* **What you have to do**
Skip the pictures. Copy all the rest of the records down exactly.

* **Collected data**
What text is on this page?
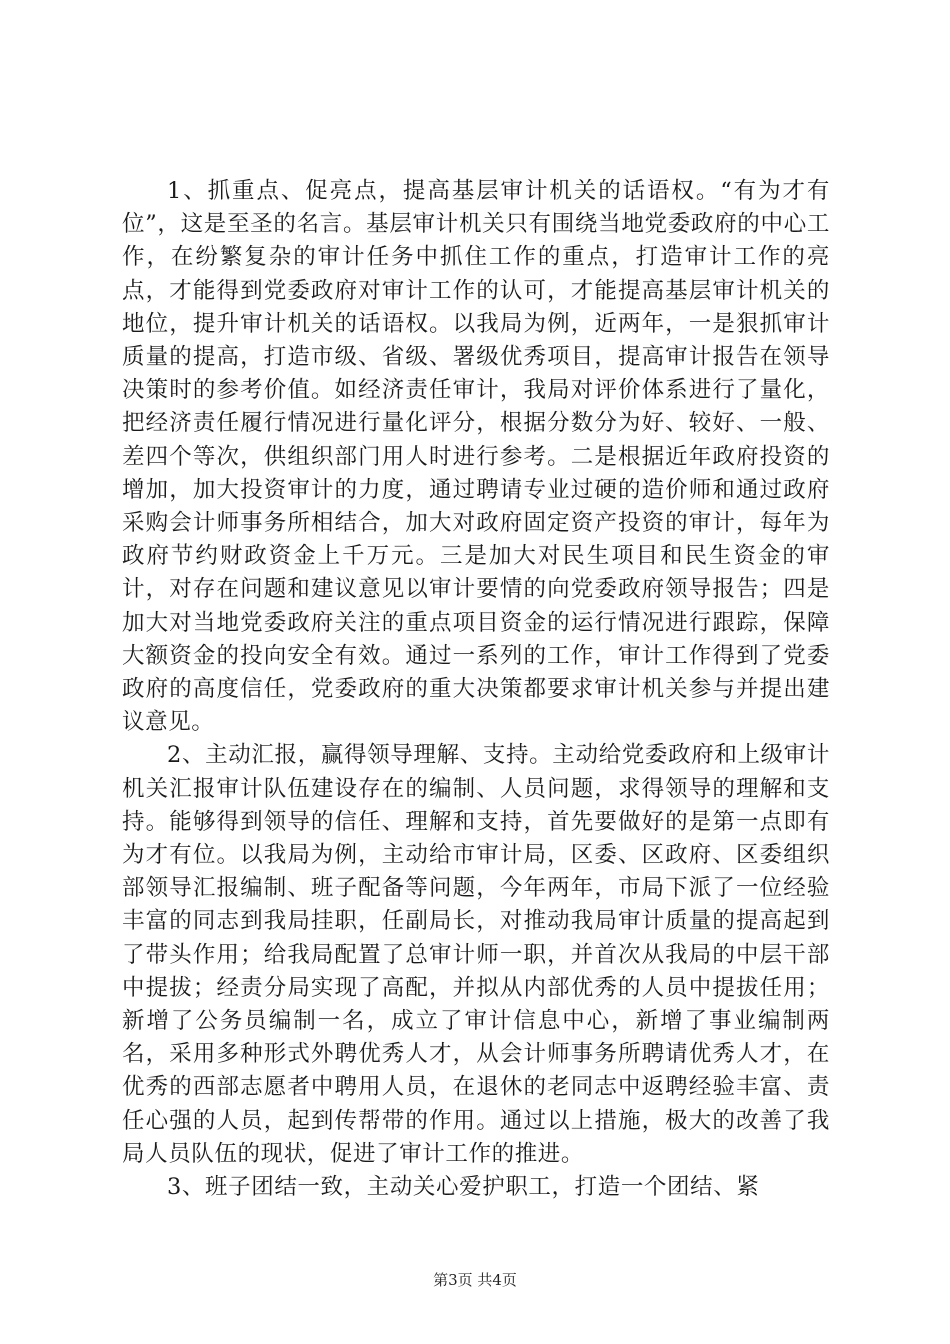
1、抓重点、促亮点，提高基层审计机关的话语权。“有为才有位”，这是至圣的名言。基层审计机关只有围绕当地党委政府的中心工作，在纷繁复杂的审计任务中抓住工作的重点，打造审计工作的亮点，才能得到党委政府对审计工作的认可，才能提高基层审计机关的地位，提升审计机关的话语权。以我局为例，近两年，一是狠抓审计质量的提高，打造市级、省级、署级优秀项目，提高审计报告在领导决策时的参考价值。如经济责任审计，我局对评价体系进行了量化，把经济责任履行情况进行量化评分，根据分数分为好、较好、一般、差四个等次，供组织部门用人时进行参考。二是根据近年政府投资的增加，加大投资审计的力度，通过聘请专业过硬的造价师和通过政府采购会计师事务所相结合，加大对政府固定资产投资的审计，每年为政府节约财政资金上千万元。三是加大对民生项目和民生资金的审计，对存在问题和建议意见以审计要情的向党委政府领导报告；四是加大对当地党委政府关注的重点项目资金的运行情况进行跟踪，保障大额资金的投向安全有效。通过一系列的工作，审计工作得到了党委政府的高度信任，党委政府的重大决策都要求审计机关参与并提出建议意见。

2、主动汇报，赢得领导理解、支持。主动给党委政府和上级审计机关汇报审计队伍建设存在的编制、人员问题，求得领导的理解和支持。能够得到领导的信任、理解和支持，首先要做好的是第一点即有为才有位。以我局为例，主动给市审计局，区委、区政府、区委组织部领导汇报编制、班子配备等问题，今年两年，市局下派了一位经验丰富的同志到我局挂职，任副局长，对推动我局审计质量的提高起到了带头作用；给我局配置了总审计师一职，并首次从我局的中层干部中提拔；经责分局实现了高配，并拟从内部优秀的人员中提拔任用；新增了公务员编制一名，成立了审计信息中心，新增了事业编制两名，采用多种形式外聘优秀人才，从会计师事务所聘请优秀人才，在优秀的西部志愿者中聘用人员，在退休的老同志中返聘经验丰富、责任心强的人员，起到传帮带的作用。通过以上措施，极大的改善了我局人员队伍的现状，促进了审计工作的推进。

3、班子团结一致，主动关心爱护职工，打造一个团结、紧

第3页 共4页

* **Exercise response**
What text is on this page?
1、抓重点、促亮点，提高基层审计机关的话语权。“有为才有位”，这是至圣的名言。基层审计机关只有围绕当地党委政府的中心工作，在纷繁复杂的审计任务中抓住工作的重点，打造审计工作的亮点，才能得到党委政府对审计工作的认可，才能提高基层审计机关的地位，提升审计机关的话语权。以我局为例，近两年，一是狠抓审计质量的提高，打造市级、省级、署级优秀项目，提高审计报告在领导决策时的参考价值。如经济责任审计，我局对评价体系进行了量化，把经济责任履行情况进行量化评分，根据分数分为好、较好、一般、差四个等次，供组织部门用人时进行参考。二是根据近年政府投资的增加，加大投资审计的力度，通过聘请专业过硬的造价师和通过政府采购会计师事务所相结合，加大对政府固定资产投资的审计，每年为政府节约财政资金上千万元。三是加大对民生项目和民生资金的审计，对存在问题和建议意见以审计要情的向党委政府领导报告；四是加大对当地党委政府关注的重点项目资金的运行情况进行跟踪，保障大额资金的投向安全有效。通过一系列的工作，审计工作得到了党委政府的高度信任，党委政府的重大决策都要求审计机关参与并提出建议意见。

2、主动汇报，赢得领导理解、支持。主动给党委政府和上级审计机关汇报审计队伍建设存在的编制、人员问题，求得领导的理解和支持。能够得到领导的信任、理解和支持，首先要做好的是第一点即有为才有位。以我局为例，主动给市审计局，区委、区政府、区委组织部领导汇报编制、班子配备等问题，今年两年，市局下派了一位经验丰富的同志到我局挂职，任副局长，对推动我局审计质量的提高起到了带头作用；给我局配置了总审计师一职，并首次从我局的中层干部中提拔；经责分局实现了高配，并拟从内部优秀的人员中提拔任用；新增了公务员编制一名，成立了审计信息中心，新增了事业编制两名，采用多种形式外聘优秀人才，从会计师事务所聘请优秀人才，在优秀的西部志愿者中聘用人员，在退休的老同志中返聘经验丰富、责任心强的人员，起到传帮带的作用。通过以上措施，极大的改善了我局人员队伍的现状，促进了审计工作的推进。

3、班子团结一致，主动关心爱护职工，打造一个团结、紧

第3页 共4页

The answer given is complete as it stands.